Annotations of page elements:
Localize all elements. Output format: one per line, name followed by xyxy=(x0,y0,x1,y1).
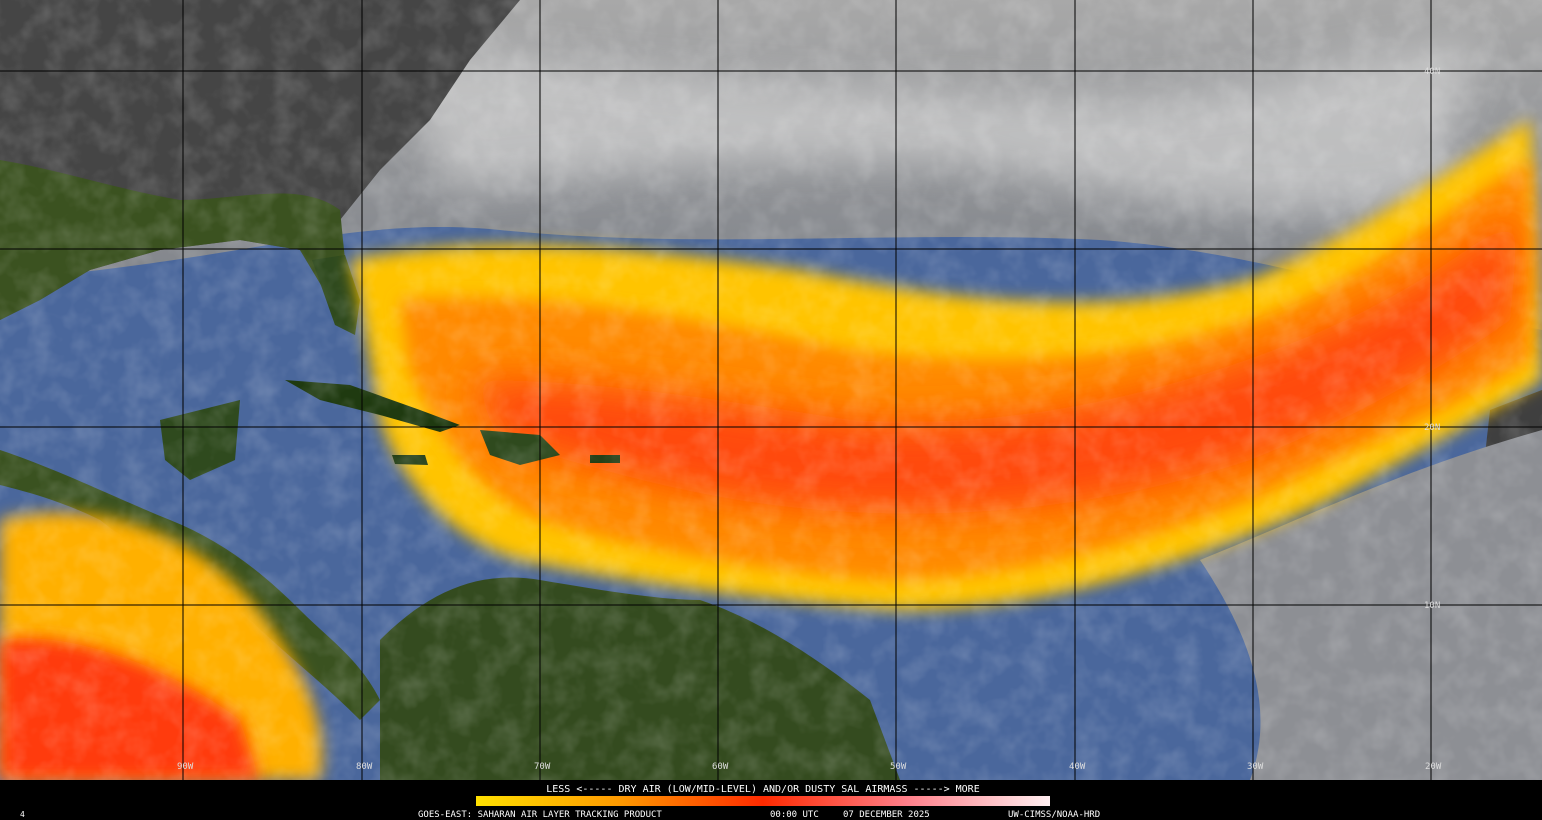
lon-label: 40W xyxy=(1069,762,1086,772)
lon-label: 80W xyxy=(356,762,373,772)
time: 00:00 UTC xyxy=(770,810,819,820)
lon-label: 70W xyxy=(534,762,551,772)
satellite-image: 40N 20N 10N 90W 80W 70W 60W 50W 40W 30W … xyxy=(0,0,1542,780)
lat-label: 10N xyxy=(1424,601,1440,611)
frame-number: 4 xyxy=(20,810,25,819)
legend-text: LESS <----- DRY AIR (LOW/MID-LEVEL) AND/… xyxy=(546,784,979,795)
lon-label: 30W xyxy=(1247,762,1264,772)
lon-label: 50W xyxy=(890,762,907,772)
product-name: GOES-EAST: SAHARAN AIR LAYER TRACKING PR… xyxy=(418,810,662,820)
texture xyxy=(0,0,1542,780)
lon-label: 60W xyxy=(712,762,729,772)
credit: UW-CIMSS/NOAA-HRD xyxy=(1008,810,1100,820)
lat-lon-grid xyxy=(0,0,1542,780)
legend-color-bar xyxy=(476,796,1050,806)
date: 07 DECEMBER 2025 xyxy=(843,810,930,820)
lat-label: 20N xyxy=(1424,423,1440,433)
lon-label: 20W xyxy=(1425,762,1442,772)
lon-label: 90W xyxy=(177,762,194,772)
lat-label: 40N xyxy=(1424,67,1440,77)
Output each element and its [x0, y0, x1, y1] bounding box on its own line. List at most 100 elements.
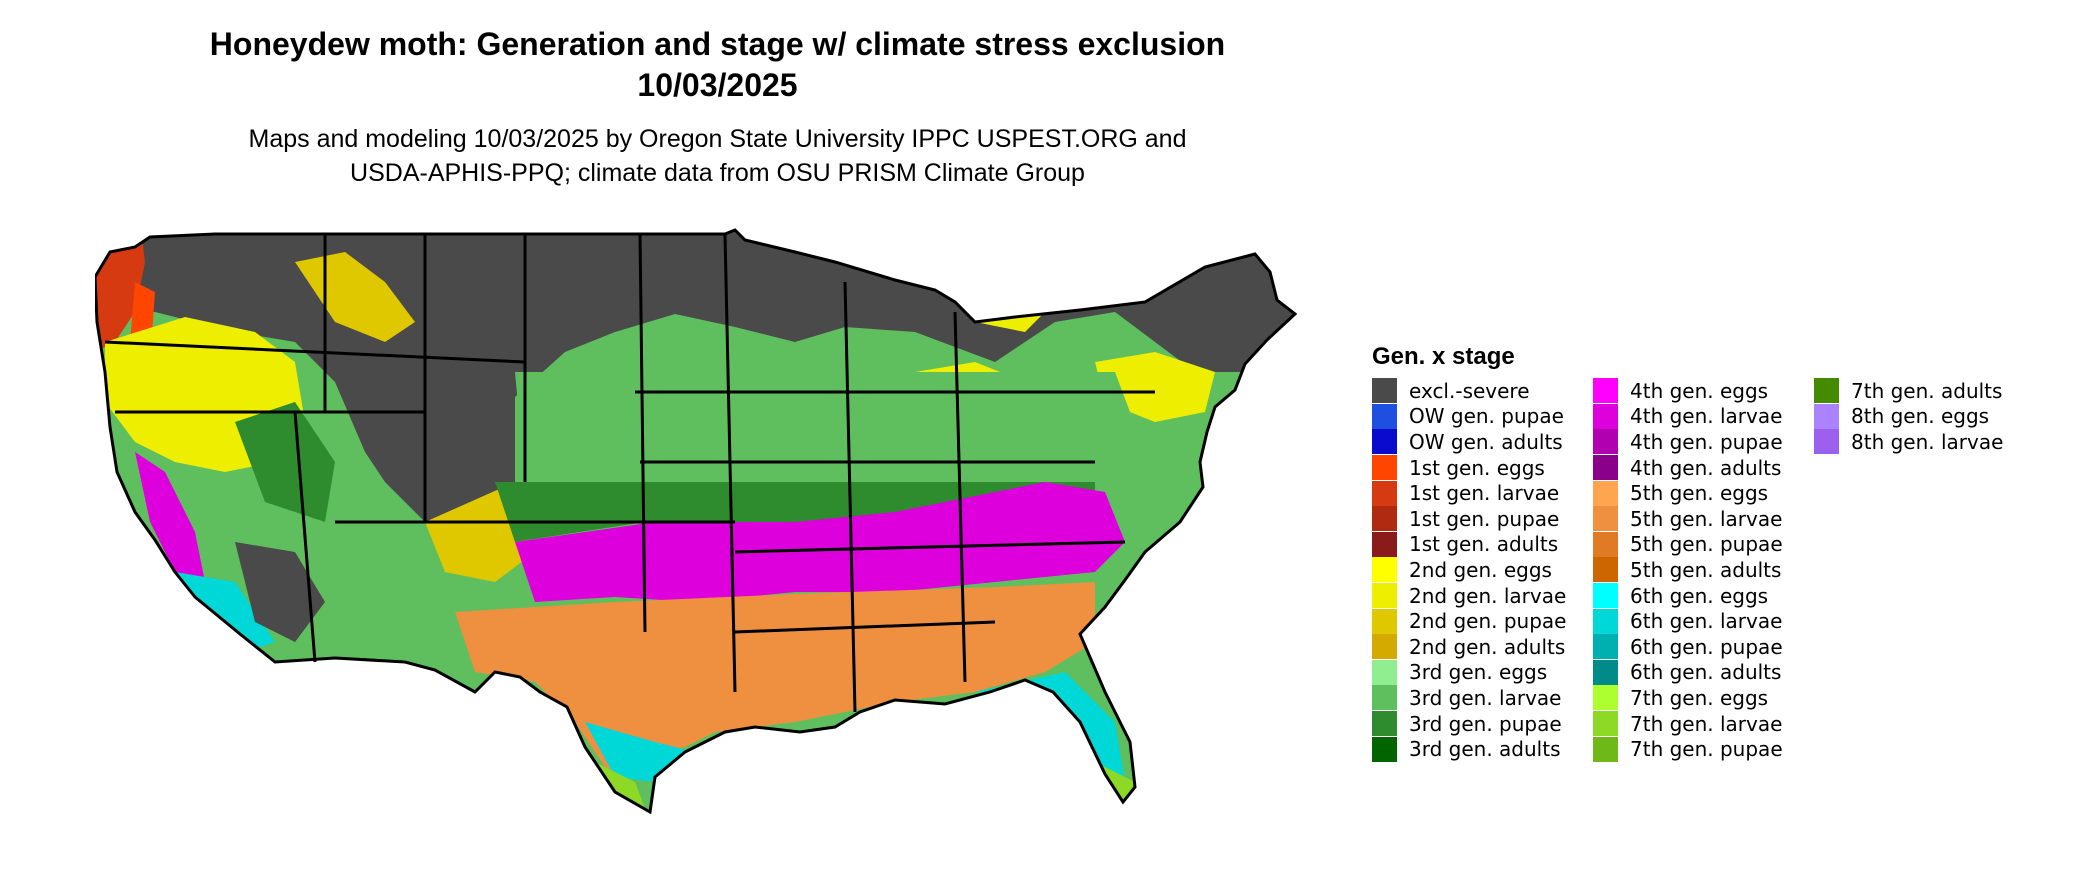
legend-item: 6th gen. pupae — [1593, 634, 1800, 660]
legend-swatch — [1372, 455, 1397, 481]
legend: Gen. x stage excl.-severe OW gen. pupae OW… — [1372, 342, 2051, 762]
legend-column: excl.-severe OW gen. pupae OW gen. adults 1… — [1372, 378, 1579, 762]
legend-swatch — [1593, 455, 1618, 481]
legend-label: 4th gen. larvae — [1630, 404, 1783, 429]
legend-label: 6th gen. larvae — [1630, 609, 1783, 634]
legend-swatch — [1814, 378, 1839, 404]
legend-swatch — [1372, 480, 1397, 506]
legend-label: 8th gen. larvae — [1851, 429, 2004, 454]
legend-title: Gen. x stage — [1372, 343, 1515, 370]
legend-swatch — [1593, 506, 1618, 532]
us-generation-stage-map — [95, 228, 1297, 814]
legend-label: 4th gen. eggs — [1630, 378, 1769, 403]
legend-item: 5th gen. adults — [1593, 557, 1800, 583]
legend-item: 8th gen. eggs — [1814, 403, 2051, 430]
legend-item: 6th gen. eggs — [1593, 583, 1800, 609]
legend-swatch — [1372, 583, 1397, 609]
legend-swatch — [1372, 557, 1397, 583]
legend-swatch — [1593, 583, 1618, 609]
legend-swatch — [1372, 685, 1397, 711]
legend-label: 2nd gen. adults — [1409, 634, 1566, 659]
legend-swatch — [1593, 403, 1618, 429]
map-subtitle-line1: Maps and modeling 10/03/2025 by Oregon S… — [248, 125, 1187, 153]
legend-label: 1st gen. eggs — [1409, 455, 1545, 480]
legend-item: 5th gen. larvae — [1593, 506, 1800, 532]
legend-swatch — [1593, 711, 1618, 737]
legend-item: 7th gen. eggs — [1593, 685, 1800, 711]
legend-column: 4th gen. eggs 4th gen. larvae 4th gen. pup… — [1593, 378, 1800, 762]
legend-item: 3rd gen. pupae — [1372, 711, 1579, 737]
legend-label: excl.-severe — [1409, 378, 1530, 403]
legend-swatch — [1814, 403, 1839, 429]
legend-swatch — [1593, 429, 1618, 455]
legend-label: 5th gen. adults — [1630, 557, 1782, 582]
legend-item: 1st gen. larvae — [1372, 480, 1579, 506]
legend-item: OW gen. adults — [1372, 429, 1579, 455]
legend-swatch — [1372, 711, 1397, 737]
legend-swatch — [1593, 634, 1618, 660]
legend-swatch — [1593, 659, 1618, 685]
legend-label: 6th gen. eggs — [1630, 583, 1769, 608]
legend-swatch — [1372, 608, 1397, 634]
legend-label: 1st gen. pupae — [1409, 506, 1560, 531]
legend-label: 3rd gen. larvae — [1409, 685, 1562, 710]
legend-label: 2nd gen. pupae — [1409, 609, 1567, 634]
legend-item: 2nd gen. larvae — [1372, 583, 1579, 609]
state-boundaries — [95, 228, 1297, 814]
legend-swatch — [1372, 736, 1397, 762]
legend-item: 2nd gen. eggs — [1372, 557, 1579, 583]
legend-label: OW gen. adults — [1409, 429, 1563, 454]
legend-label: 5th gen. pupae — [1630, 532, 1783, 557]
legend-item: 5th gen. eggs — [1593, 480, 1800, 506]
legend-label: 3rd gen. eggs — [1409, 660, 1548, 685]
legend-column: 7th gen. adults 8th gen. eggs 8th gen. lar… — [1814, 378, 2051, 762]
legend-swatch — [1593, 531, 1618, 557]
legend-swatch — [1814, 429, 1839, 455]
legend-item: 3rd gen. larvae — [1372, 685, 1579, 711]
legend-swatch — [1372, 634, 1397, 660]
legend-item: 7th gen. pupae — [1593, 736, 1800, 762]
legend-item: 4th gen. eggs — [1593, 378, 1800, 404]
legend-item: excl.-severe — [1372, 378, 1579, 404]
legend-swatch — [1593, 480, 1618, 506]
legend-item: 3rd gen. adults — [1372, 736, 1579, 762]
legend-item: 5th gen. pupae — [1593, 531, 1800, 558]
legend-columns: excl.-severe OW gen. pupae OW gen. adults 1… — [1372, 378, 2051, 762]
legend-item: 2nd gen. pupae — [1372, 608, 1579, 634]
legend-swatch — [1593, 685, 1618, 711]
legend-item: 7th gen. larvae — [1593, 711, 1800, 737]
legend-label: 1st gen. larvae — [1409, 481, 1560, 506]
legend-item: 1st gen. pupae — [1372, 506, 1579, 532]
legend-label: OW gen. pupae — [1409, 404, 1564, 429]
legend-swatch — [1372, 531, 1397, 557]
legend-label: 4th gen. adults — [1630, 455, 1782, 480]
legend-item: 1st gen. adults — [1372, 531, 1579, 558]
legend-swatch — [1593, 557, 1618, 583]
legend-item: 7th gen. adults — [1814, 378, 2051, 404]
legend-label: 4th gen. pupae — [1630, 429, 1783, 454]
legend-label: 5th gen. larvae — [1630, 506, 1783, 531]
legend-swatch — [1372, 506, 1397, 532]
legend-label: 7th gen. larvae — [1630, 711, 1783, 736]
legend-item: 8th gen. larvae — [1814, 429, 2051, 455]
legend-label: 2nd gen. larvae — [1409, 583, 1567, 608]
legend-item: 6th gen. larvae — [1593, 608, 1800, 634]
legend-item: 4th gen. pupae — [1593, 429, 1800, 455]
legend-item: 4th gen. larvae — [1593, 403, 1800, 430]
legend-label: 2nd gen. eggs — [1409, 557, 1552, 582]
legend-label: 7th gen. eggs — [1630, 685, 1769, 710]
legend-swatch — [1372, 659, 1397, 685]
map-title-line1: Honeydew moth: Generation and stage w/ c… — [209, 26, 1226, 62]
map-subtitle-line2: USDA-APHIS-PPQ; climate data from OSU PR… — [350, 159, 1085, 187]
map-fill-regions — [95, 230, 1295, 812]
legend-swatch — [1593, 378, 1618, 404]
legend-label: 8th gen. eggs — [1851, 404, 1990, 429]
legend-item: OW gen. pupae — [1372, 403, 1579, 430]
legend-label: 7th gen. adults — [1851, 378, 2003, 403]
legend-swatch — [1593, 608, 1618, 634]
legend-label: 3rd gen. pupae — [1409, 711, 1562, 736]
map-title: Honeydew moth: Generation and stage w/ c… — [0, 24, 1435, 106]
legend-item: 3rd gen. eggs — [1372, 659, 1579, 686]
map-subtitle: Maps and modeling 10/03/2025 by Oregon S… — [0, 122, 1435, 190]
legend-label: 1st gen. adults — [1409, 532, 1559, 557]
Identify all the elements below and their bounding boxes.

**Exercise instructions**:
Please return, unchanged, the lines of the records from the line with "lon-label: 40W xyxy=(1069,762,1086,772)" to the line with "lon-label: 60W xyxy=(712,762,729,772)", including both of those lines.

**Worked solution**:
lon-label: 40W xyxy=(1069,762,1086,772)
lon-label: 80W xyxy=(356,762,373,772)
time: 00:00 UTC xyxy=(770,810,819,820)
lon-label: 70W xyxy=(534,762,551,772)
satellite-image: 40N 20N 10N 90W 80W 70W 60W 50W 40W 30W … xyxy=(0,0,1542,780)
lat-label: 10N xyxy=(1424,601,1440,611)
frame-number: 4 xyxy=(20,810,25,819)
legend-text: LESS <----- DRY AIR (LOW/MID-LEVEL) AND/… xyxy=(546,784,979,795)
lon-label: 30W xyxy=(1247,762,1264,772)
lon-label: 50W xyxy=(890,762,907,772)
product-name: GOES-EAST: SAHARAN AIR LAYER TRACKING PR… xyxy=(418,810,662,820)
texture xyxy=(0,0,1542,780)
lon-label: 60W xyxy=(712,762,729,772)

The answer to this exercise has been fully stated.